━━ INPUT

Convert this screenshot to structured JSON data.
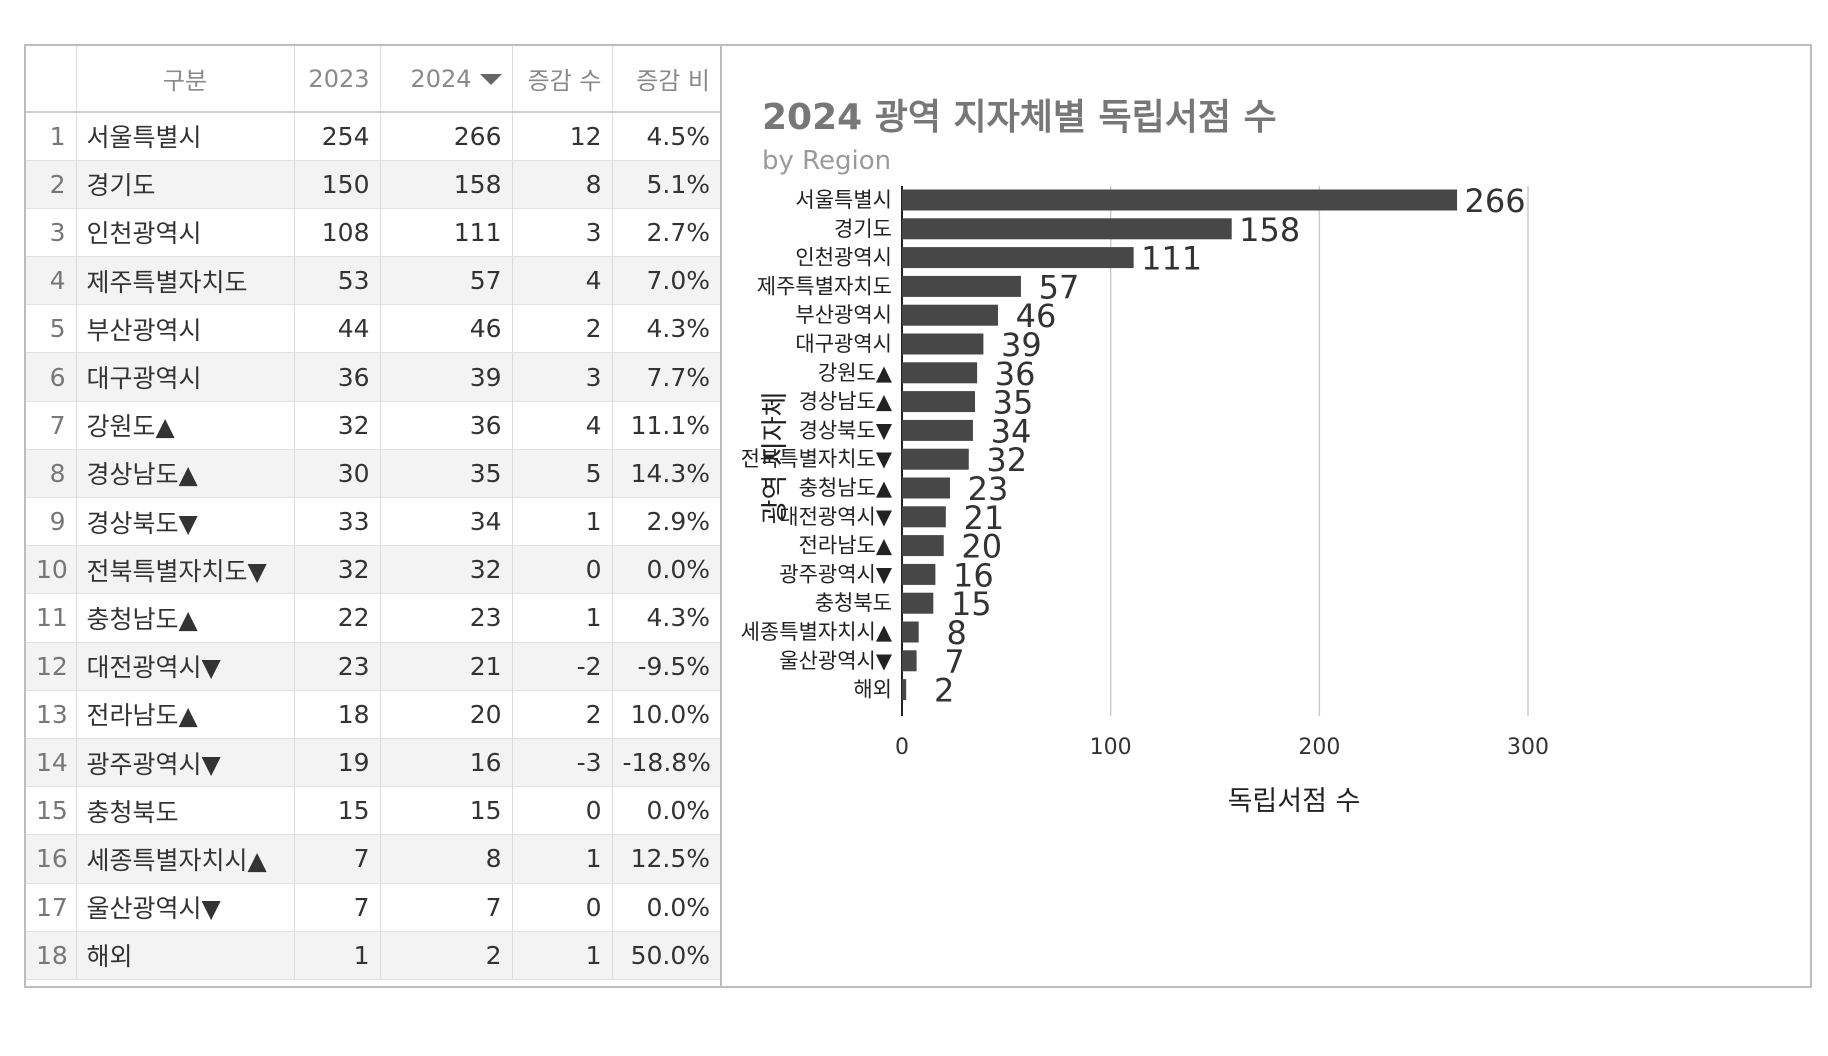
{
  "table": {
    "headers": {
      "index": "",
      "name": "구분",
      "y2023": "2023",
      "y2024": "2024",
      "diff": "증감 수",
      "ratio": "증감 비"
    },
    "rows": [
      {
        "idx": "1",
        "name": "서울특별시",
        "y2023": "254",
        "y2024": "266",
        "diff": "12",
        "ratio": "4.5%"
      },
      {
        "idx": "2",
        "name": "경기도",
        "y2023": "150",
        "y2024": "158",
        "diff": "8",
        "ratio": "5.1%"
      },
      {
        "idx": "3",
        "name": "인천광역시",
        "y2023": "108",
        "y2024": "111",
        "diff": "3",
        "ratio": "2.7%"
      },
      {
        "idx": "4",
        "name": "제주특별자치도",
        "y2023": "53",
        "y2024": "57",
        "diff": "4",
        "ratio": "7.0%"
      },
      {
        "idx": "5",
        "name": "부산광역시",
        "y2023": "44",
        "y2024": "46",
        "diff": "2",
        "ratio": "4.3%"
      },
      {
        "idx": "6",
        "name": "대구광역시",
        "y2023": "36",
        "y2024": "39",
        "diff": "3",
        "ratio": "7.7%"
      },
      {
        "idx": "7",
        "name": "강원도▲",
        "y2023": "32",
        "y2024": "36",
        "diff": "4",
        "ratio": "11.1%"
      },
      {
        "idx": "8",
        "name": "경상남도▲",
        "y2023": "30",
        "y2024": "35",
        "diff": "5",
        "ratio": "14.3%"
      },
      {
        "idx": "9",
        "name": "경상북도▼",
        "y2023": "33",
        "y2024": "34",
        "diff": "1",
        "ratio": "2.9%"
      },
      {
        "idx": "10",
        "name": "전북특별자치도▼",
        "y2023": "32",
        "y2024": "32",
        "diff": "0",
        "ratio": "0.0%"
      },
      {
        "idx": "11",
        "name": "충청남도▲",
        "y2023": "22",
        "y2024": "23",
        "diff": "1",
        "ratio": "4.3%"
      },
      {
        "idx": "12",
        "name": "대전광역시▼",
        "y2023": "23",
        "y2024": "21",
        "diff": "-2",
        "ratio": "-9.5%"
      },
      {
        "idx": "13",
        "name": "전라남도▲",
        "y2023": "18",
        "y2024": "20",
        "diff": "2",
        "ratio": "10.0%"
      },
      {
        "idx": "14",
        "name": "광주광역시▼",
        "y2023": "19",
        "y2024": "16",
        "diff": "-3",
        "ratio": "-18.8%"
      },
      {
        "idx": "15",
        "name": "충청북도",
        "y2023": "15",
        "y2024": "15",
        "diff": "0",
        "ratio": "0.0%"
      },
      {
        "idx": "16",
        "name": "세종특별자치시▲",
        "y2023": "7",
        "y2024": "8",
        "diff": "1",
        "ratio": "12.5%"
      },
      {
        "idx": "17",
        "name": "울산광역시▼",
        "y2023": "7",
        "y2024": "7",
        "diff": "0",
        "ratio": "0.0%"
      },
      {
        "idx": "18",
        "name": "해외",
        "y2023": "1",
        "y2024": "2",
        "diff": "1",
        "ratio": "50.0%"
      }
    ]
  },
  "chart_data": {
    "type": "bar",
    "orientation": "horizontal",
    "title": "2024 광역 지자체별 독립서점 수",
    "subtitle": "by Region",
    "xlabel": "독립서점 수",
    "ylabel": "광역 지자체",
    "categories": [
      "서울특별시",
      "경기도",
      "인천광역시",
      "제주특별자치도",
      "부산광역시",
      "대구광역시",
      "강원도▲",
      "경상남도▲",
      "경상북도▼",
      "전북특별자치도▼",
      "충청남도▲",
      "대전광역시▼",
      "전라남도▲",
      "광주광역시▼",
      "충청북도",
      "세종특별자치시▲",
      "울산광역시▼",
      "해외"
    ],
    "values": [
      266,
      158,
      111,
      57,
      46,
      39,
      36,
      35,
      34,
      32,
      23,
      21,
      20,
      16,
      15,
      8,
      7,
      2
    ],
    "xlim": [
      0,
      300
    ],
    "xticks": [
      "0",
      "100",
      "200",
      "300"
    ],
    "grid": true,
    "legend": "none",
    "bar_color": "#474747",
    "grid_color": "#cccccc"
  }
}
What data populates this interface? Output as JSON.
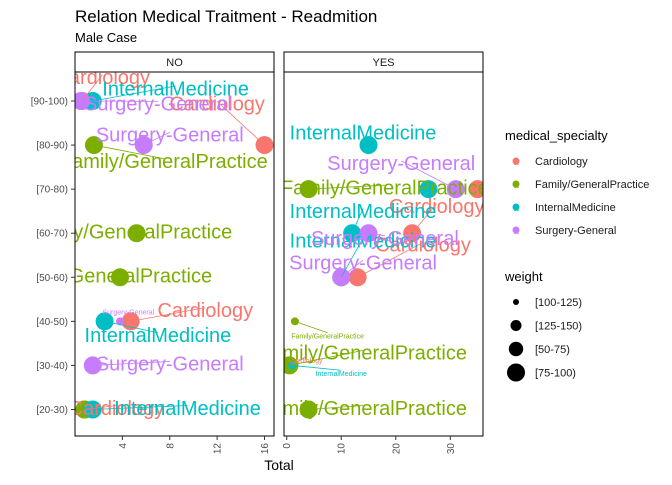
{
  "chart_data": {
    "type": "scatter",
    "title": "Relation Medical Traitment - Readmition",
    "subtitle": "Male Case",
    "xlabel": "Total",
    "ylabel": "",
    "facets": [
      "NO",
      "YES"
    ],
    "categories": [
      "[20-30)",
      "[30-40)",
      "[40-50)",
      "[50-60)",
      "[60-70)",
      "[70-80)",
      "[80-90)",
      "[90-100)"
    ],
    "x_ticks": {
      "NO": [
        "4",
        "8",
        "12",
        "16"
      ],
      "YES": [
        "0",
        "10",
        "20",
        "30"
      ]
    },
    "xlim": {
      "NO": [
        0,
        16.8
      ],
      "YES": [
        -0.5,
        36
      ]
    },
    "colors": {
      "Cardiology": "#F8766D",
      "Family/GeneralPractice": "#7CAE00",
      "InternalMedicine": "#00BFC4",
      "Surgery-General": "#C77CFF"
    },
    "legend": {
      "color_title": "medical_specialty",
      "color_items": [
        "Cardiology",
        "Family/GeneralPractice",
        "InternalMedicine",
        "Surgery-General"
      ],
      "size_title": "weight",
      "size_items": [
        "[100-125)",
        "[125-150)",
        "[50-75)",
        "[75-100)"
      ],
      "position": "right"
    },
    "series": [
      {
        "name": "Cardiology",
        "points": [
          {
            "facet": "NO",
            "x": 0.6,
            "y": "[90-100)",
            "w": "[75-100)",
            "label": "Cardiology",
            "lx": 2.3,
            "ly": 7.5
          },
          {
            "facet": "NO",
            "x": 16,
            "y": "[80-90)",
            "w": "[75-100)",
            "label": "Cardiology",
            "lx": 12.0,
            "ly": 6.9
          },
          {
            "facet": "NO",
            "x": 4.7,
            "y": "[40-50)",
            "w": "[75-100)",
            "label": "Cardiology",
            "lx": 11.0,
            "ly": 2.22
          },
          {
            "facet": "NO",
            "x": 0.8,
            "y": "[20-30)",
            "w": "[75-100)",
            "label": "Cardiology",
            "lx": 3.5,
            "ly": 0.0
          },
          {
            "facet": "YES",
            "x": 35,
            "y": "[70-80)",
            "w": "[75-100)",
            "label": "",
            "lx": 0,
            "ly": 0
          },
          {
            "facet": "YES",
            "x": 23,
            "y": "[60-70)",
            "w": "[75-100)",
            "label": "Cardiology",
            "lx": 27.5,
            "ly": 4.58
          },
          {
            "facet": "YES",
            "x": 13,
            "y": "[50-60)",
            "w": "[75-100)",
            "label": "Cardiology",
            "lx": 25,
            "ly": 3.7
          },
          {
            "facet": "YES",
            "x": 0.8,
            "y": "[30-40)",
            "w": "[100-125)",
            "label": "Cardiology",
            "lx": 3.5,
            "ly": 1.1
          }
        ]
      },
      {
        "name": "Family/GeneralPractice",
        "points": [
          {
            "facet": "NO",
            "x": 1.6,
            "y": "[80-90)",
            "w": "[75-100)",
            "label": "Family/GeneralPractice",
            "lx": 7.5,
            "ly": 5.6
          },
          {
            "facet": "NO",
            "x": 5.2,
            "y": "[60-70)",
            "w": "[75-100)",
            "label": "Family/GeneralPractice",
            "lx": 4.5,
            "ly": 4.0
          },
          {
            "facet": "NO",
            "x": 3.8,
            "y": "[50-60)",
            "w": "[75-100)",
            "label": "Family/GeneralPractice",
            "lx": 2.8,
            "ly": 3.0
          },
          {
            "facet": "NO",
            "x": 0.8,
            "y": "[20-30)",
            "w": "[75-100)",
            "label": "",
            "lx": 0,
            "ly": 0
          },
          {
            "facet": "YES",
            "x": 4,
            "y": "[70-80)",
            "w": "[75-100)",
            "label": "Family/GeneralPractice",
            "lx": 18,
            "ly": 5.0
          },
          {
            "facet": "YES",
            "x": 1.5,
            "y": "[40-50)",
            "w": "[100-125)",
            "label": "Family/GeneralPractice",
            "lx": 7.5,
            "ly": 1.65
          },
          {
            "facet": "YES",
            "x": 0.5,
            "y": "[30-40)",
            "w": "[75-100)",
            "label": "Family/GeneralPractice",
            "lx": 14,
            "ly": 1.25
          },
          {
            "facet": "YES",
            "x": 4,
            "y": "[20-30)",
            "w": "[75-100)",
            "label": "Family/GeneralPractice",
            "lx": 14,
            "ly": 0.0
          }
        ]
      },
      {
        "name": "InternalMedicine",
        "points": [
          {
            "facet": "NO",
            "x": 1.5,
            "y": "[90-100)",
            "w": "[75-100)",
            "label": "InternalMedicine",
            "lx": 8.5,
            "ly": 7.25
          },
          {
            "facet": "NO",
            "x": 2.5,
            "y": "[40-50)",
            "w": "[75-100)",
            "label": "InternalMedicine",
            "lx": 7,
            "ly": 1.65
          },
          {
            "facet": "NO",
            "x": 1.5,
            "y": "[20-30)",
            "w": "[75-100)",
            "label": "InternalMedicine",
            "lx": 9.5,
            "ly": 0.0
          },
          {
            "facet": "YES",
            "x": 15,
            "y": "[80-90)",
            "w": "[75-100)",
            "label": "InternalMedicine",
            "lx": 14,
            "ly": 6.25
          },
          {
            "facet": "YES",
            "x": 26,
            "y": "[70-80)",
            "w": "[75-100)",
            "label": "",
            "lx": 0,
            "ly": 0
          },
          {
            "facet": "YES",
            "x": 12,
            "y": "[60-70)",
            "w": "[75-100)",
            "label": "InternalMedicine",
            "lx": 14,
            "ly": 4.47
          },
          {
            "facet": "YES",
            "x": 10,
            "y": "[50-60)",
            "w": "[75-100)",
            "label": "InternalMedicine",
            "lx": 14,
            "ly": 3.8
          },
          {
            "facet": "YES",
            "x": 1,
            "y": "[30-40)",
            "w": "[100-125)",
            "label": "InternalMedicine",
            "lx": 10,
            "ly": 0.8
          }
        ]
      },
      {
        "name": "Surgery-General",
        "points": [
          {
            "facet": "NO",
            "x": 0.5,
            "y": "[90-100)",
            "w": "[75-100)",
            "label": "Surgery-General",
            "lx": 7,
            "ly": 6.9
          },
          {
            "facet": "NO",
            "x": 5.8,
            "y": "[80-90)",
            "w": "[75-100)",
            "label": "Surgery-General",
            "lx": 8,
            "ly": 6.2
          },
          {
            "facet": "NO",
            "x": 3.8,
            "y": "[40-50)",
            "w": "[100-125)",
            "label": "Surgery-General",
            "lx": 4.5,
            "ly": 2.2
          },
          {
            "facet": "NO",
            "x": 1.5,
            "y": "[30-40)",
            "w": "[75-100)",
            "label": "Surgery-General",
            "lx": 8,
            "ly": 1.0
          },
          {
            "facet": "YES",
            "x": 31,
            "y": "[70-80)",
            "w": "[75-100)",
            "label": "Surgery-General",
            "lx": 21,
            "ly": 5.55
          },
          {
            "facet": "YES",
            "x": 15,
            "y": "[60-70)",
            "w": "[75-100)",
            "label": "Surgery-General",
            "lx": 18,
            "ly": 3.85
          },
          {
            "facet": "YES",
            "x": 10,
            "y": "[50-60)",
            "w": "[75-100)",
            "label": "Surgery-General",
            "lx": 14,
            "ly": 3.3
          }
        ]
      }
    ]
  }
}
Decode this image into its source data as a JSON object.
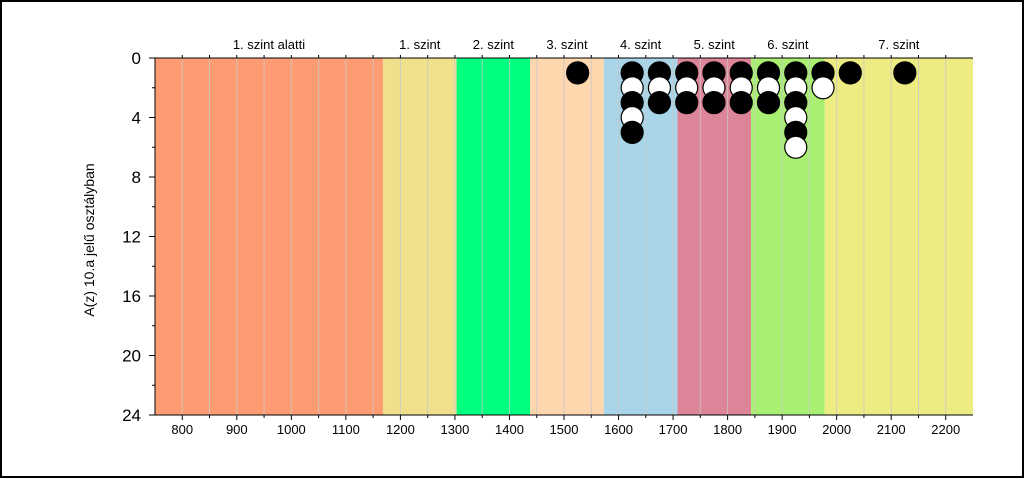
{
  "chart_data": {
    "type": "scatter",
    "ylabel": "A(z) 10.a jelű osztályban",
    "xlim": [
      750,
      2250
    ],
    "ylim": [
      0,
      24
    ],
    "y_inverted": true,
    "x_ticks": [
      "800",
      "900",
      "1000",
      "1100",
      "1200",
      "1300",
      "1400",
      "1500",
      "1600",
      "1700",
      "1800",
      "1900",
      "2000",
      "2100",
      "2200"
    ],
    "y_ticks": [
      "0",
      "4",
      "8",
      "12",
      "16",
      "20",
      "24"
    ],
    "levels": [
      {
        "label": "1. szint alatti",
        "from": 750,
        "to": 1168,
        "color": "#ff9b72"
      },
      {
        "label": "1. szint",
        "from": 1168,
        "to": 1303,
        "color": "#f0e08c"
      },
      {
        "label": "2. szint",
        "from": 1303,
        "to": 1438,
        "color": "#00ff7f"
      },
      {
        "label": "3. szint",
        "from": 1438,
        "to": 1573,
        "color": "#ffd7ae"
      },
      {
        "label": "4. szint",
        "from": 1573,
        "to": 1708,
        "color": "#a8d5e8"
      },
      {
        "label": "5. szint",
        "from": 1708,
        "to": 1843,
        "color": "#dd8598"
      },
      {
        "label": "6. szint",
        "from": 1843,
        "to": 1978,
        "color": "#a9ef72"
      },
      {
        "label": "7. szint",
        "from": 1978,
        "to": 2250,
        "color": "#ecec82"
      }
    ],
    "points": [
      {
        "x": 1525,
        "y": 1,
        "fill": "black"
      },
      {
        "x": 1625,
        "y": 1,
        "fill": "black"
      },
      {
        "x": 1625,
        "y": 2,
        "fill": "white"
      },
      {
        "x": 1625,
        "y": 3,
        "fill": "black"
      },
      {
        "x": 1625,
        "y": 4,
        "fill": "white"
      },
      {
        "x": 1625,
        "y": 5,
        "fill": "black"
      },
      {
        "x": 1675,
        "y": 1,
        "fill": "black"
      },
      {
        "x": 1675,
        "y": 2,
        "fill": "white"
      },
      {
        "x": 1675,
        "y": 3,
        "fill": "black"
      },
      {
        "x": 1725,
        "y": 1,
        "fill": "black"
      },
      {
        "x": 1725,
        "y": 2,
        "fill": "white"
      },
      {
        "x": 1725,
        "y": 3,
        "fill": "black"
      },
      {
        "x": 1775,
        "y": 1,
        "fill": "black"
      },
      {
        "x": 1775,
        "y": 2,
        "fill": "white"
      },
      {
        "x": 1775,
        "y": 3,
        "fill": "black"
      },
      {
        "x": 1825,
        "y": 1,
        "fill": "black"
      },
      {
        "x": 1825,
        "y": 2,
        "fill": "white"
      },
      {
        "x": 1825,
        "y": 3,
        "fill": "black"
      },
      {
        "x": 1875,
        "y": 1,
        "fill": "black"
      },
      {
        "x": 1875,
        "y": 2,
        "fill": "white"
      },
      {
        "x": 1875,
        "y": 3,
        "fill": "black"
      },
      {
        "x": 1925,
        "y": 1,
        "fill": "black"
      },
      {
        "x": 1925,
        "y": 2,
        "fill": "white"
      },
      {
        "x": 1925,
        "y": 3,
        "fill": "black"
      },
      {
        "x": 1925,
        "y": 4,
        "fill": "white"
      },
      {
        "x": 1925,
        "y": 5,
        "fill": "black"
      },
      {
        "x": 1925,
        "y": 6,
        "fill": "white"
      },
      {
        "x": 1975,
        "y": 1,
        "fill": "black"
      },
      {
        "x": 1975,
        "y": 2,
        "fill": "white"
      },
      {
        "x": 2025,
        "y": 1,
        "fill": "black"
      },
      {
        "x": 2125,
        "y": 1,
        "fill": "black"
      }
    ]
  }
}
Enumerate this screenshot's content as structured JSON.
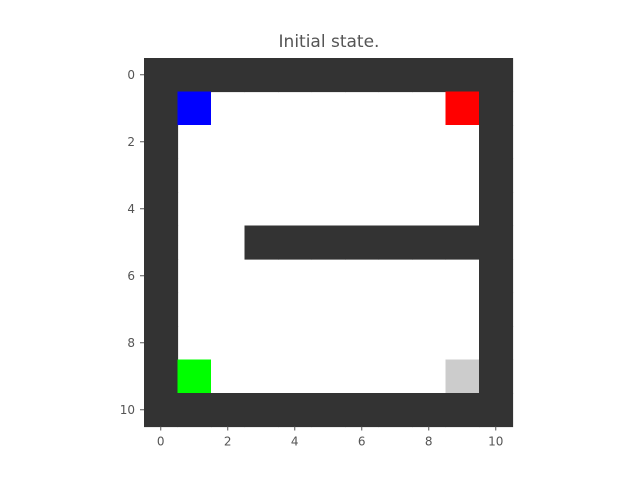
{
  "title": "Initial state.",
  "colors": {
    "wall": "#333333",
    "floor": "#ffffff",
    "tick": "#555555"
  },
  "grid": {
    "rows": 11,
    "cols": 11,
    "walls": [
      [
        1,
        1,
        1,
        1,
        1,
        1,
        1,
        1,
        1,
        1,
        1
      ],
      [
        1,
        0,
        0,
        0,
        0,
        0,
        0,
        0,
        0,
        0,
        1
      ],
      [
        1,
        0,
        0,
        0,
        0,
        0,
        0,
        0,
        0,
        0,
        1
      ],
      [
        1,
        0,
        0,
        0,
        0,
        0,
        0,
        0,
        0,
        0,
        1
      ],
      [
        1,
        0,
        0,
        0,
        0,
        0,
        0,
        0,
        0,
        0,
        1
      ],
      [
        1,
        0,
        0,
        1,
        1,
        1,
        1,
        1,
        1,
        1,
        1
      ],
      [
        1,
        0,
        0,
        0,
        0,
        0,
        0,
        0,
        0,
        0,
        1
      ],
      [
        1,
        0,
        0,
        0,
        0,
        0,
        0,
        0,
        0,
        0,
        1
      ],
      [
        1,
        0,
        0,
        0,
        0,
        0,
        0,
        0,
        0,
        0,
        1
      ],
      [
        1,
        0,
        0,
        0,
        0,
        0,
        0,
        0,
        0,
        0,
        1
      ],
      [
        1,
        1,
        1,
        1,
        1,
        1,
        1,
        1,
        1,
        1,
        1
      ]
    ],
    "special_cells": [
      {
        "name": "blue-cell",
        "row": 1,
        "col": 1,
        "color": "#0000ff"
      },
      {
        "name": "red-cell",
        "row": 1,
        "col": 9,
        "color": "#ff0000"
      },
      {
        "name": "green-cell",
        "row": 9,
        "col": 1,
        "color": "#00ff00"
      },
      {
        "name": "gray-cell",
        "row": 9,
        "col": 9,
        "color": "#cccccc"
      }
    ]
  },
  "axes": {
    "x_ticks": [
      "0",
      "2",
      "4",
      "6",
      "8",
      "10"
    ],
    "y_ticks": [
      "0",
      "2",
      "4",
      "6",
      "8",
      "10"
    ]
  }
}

━━━━

◆ YOUR INSTRUCTIONS: Return all lines containing "szint".

◆ EXPECTED ANSWER:
        "label": "1. szint alatti",
        "label": "1. szint",
        "label": "2. szint",
        "label": "3. szint",
        "label": "4. szint",
        "label": "5. szint",
        "label": "6. szint",
        "label": "7. szint",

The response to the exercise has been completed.